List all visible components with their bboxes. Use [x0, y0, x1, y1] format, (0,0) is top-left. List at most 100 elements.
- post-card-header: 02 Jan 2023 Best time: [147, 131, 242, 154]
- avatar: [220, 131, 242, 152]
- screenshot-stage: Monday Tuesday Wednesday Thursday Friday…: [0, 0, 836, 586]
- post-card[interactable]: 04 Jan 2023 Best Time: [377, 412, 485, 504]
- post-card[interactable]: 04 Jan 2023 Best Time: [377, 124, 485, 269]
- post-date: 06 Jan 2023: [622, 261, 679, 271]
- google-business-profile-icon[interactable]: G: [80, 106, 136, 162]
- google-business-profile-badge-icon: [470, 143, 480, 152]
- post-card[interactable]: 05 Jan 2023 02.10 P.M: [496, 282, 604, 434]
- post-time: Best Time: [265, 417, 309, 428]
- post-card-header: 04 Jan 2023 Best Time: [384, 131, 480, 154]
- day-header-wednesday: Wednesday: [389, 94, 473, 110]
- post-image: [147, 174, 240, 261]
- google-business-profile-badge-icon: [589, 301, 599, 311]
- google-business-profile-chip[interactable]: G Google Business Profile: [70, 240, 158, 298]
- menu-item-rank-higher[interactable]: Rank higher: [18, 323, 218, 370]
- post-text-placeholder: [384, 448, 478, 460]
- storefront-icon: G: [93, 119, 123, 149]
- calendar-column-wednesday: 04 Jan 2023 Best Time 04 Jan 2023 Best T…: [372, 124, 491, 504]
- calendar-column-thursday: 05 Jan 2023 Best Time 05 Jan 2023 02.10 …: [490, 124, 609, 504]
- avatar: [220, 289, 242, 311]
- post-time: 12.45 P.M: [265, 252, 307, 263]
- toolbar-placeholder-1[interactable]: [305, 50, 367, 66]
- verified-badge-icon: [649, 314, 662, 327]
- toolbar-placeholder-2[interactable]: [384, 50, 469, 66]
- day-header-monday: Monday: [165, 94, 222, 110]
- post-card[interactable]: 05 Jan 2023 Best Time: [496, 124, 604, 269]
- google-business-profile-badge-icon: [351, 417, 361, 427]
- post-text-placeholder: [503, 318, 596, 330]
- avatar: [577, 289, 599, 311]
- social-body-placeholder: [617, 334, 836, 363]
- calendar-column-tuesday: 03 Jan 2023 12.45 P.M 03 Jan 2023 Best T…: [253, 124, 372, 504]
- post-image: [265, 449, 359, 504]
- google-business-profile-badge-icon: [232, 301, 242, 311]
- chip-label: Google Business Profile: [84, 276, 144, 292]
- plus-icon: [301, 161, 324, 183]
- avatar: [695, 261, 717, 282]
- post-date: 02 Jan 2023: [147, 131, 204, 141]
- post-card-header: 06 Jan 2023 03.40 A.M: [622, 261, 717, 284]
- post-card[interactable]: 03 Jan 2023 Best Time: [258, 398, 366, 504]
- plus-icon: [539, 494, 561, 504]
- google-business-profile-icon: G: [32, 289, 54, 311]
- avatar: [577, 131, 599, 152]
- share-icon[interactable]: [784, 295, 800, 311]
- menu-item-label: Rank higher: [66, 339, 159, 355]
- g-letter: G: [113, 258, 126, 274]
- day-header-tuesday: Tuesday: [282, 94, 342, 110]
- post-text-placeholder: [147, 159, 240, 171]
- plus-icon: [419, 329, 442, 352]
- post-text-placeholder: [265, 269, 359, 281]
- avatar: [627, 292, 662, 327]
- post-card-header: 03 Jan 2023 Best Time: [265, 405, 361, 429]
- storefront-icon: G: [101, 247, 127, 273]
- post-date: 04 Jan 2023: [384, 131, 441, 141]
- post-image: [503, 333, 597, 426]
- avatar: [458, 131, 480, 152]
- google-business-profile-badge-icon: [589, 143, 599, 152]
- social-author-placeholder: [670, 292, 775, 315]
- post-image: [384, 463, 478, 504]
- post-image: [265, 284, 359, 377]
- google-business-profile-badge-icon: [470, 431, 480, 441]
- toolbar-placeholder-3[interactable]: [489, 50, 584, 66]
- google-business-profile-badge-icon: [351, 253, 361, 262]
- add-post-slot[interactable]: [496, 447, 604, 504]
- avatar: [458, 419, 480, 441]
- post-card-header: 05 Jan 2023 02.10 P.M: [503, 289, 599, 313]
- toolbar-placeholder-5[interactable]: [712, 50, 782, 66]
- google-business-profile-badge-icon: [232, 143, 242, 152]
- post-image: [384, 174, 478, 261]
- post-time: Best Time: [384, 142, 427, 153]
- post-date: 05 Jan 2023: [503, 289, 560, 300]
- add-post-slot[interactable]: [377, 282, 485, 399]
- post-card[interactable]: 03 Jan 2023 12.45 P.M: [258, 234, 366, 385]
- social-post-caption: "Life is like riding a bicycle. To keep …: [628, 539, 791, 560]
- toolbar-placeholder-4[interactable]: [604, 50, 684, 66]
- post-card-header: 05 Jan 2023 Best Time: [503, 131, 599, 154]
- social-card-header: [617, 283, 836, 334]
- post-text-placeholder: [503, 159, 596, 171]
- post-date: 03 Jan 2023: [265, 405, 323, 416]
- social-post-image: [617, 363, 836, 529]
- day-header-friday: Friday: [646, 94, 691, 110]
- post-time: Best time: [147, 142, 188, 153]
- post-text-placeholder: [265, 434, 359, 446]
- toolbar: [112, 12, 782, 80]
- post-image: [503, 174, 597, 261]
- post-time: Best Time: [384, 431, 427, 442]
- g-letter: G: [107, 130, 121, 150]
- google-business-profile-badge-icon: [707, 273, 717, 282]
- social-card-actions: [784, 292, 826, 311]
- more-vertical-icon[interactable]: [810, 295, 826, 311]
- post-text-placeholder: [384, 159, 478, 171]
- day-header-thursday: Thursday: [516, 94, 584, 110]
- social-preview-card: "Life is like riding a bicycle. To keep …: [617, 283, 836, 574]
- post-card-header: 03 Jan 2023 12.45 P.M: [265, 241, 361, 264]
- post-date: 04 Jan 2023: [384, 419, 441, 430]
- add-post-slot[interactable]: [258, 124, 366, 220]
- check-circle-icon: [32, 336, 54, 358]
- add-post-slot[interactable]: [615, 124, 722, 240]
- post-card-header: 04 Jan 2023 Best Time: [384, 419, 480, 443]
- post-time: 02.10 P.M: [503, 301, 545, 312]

__________

*Set exercise*: Can you write out all of the items above, reproducing every line without any changes?

*Correct result*:
List all visible components with their bboxes. Use [x0, y0, x1, y1] format, (0,0) is top-left. List at most 100 elements.
- post-card-header: 02 Jan 2023 Best time: [147, 131, 242, 154]
- avatar: [220, 131, 242, 152]
- screenshot-stage: Monday Tuesday Wednesday Thursday Friday…: [0, 0, 836, 586]
- post-card[interactable]: 04 Jan 2023 Best Time: [377, 412, 485, 504]
- post-card[interactable]: 04 Jan 2023 Best Time: [377, 124, 485, 269]
- post-date: 06 Jan 2023: [622, 261, 679, 271]
- google-business-profile-icon[interactable]: G: [80, 106, 136, 162]
- google-business-profile-badge-icon: [470, 143, 480, 152]
- post-card[interactable]: 05 Jan 2023 02.10 P.M: [496, 282, 604, 434]
- post-time: Best Time: [265, 417, 309, 428]
- post-card-header: 04 Jan 2023 Best Time: [384, 131, 480, 154]
- day-header-wednesday: Wednesday: [389, 94, 473, 110]
- post-image: [147, 174, 240, 261]
- google-business-profile-badge-icon: [589, 301, 599, 311]
- google-business-profile-chip[interactable]: G Google Business Profile: [70, 240, 158, 298]
- menu-item-rank-higher[interactable]: Rank higher: [18, 323, 218, 370]
- post-text-placeholder: [384, 448, 478, 460]
- storefront-icon: G: [93, 119, 123, 149]
- calendar-column-wednesday: 04 Jan 2023 Best Time 04 Jan 2023 Best T…: [372, 124, 491, 504]
- calendar-column-thursday: 05 Jan 2023 Best Time 05 Jan 2023 02.10 …: [490, 124, 609, 504]
- avatar: [220, 289, 242, 311]
- post-time: 12.45 P.M: [265, 252, 307, 263]
- toolbar-placeholder-1[interactable]: [305, 50, 367, 66]
- verified-badge-icon: [649, 314, 662, 327]
- toolbar-placeholder-2[interactable]: [384, 50, 469, 66]
- day-header-monday: Monday: [165, 94, 222, 110]
- post-card[interactable]: 05 Jan 2023 Best Time: [496, 124, 604, 269]
- google-business-profile-badge-icon: [351, 417, 361, 427]
- post-text-placeholder: [503, 318, 596, 330]
- avatar: [577, 289, 599, 311]
- social-body-placeholder: [617, 334, 836, 363]
- calendar-column-tuesday: 03 Jan 2023 12.45 P.M 03 Jan 2023 Best T…: [253, 124, 372, 504]
- post-image: [265, 449, 359, 504]
- google-business-profile-badge-icon: [232, 301, 242, 311]
- chip-label: Google Business Profile: [84, 276, 144, 292]
- plus-icon: [301, 161, 324, 183]
- avatar: [695, 261, 717, 282]
- post-date: 02 Jan 2023: [147, 131, 204, 141]
- post-card-header: 06 Jan 2023 03.40 A.M: [622, 261, 717, 284]
- post-card[interactable]: 03 Jan 2023 Best Time: [258, 398, 366, 504]
- plus-icon: [539, 494, 561, 504]
- google-business-profile-icon: G: [32, 289, 54, 311]
- avatar: [577, 131, 599, 152]
- share-icon[interactable]: [784, 295, 800, 311]
- menu-item-label: Rank higher: [66, 339, 159, 355]
- g-letter: G: [113, 258, 126, 274]
- day-header-tuesday: Tuesday: [282, 94, 342, 110]
- post-text-placeholder: [147, 159, 240, 171]
- plus-icon: [419, 329, 442, 352]
- post-text-placeholder: [265, 269, 359, 281]
- avatar: [627, 292, 662, 327]
- post-card-header: 03 Jan 2023 Best Time: [265, 405, 361, 429]
- storefront-icon: G: [101, 247, 127, 273]
- post-date: 04 Jan 2023: [384, 131, 441, 141]
- post-image: [503, 333, 597, 426]
- avatar: [458, 131, 480, 152]
- google-business-profile-badge-icon: [589, 143, 599, 152]
- social-author-placeholder: [670, 292, 775, 315]
- post-image: [384, 463, 478, 504]
- post-image: [265, 284, 359, 377]
- google-business-profile-badge-icon: [470, 431, 480, 441]
- toolbar-placeholder-3[interactable]: [489, 50, 584, 66]
- google-business-profile-badge-icon: [351, 253, 361, 262]
- add-post-slot[interactable]: [496, 447, 604, 504]
- avatar: [458, 419, 480, 441]
- post-card-header: 05 Jan 2023 02.10 P.M: [503, 289, 599, 313]
- toolbar-placeholder-5[interactable]: [712, 50, 782, 66]
- google-business-profile-badge-icon: [232, 143, 242, 152]
- post-image: [384, 174, 478, 261]
- post-time: Best Time: [384, 142, 427, 153]
- post-date: 05 Jan 2023: [503, 289, 560, 300]
- add-post-slot[interactable]: [377, 282, 485, 399]
- post-card[interactable]: 03 Jan 2023 12.45 P.M: [258, 234, 366, 385]
- social-post-caption: "Life is like riding a bicycle. To keep …: [628, 539, 791, 560]
- toolbar-placeholder-4[interactable]: [604, 50, 684, 66]
- post-card-header: 05 Jan 2023 Best Time: [503, 131, 599, 154]
- social-card-header: [617, 283, 836, 334]
- post-text-placeholder: [503, 159, 596, 171]
- post-date: 03 Jan 2023: [265, 405, 323, 416]
- social-post-image: [617, 363, 836, 529]
- day-header-friday: Friday: [646, 94, 691, 110]
- post-time: Best time: [147, 142, 188, 153]
- post-text-placeholder: [265, 434, 359, 446]
- toolbar: [112, 12, 782, 80]
- post-image: [503, 174, 597, 261]
- post-time: Best Time: [384, 431, 427, 442]
- g-letter: G: [107, 130, 121, 150]
- google-business-profile-badge-icon: [707, 273, 717, 282]
- social-card-actions: [784, 292, 826, 311]
- more-vertical-icon[interactable]: [810, 295, 826, 311]
- post-text-placeholder: [384, 159, 478, 171]
- day-header-thursday: Thursday: [516, 94, 584, 110]
- social-preview-card: "Life is like riding a bicycle. To keep …: [617, 283, 836, 574]
- post-card-header: 03 Jan 2023 12.45 P.M: [265, 241, 361, 264]
- post-date: 04 Jan 2023: [384, 419, 441, 430]
- add-post-slot[interactable]: [258, 124, 366, 220]
- check-circle-icon: [32, 336, 54, 358]
- add-post-slot[interactable]: [615, 124, 722, 240]
- post-card-header: 04 Jan 2023 Best Time: [384, 419, 480, 443]
- post-time: 02.10 P.M: [503, 301, 545, 312]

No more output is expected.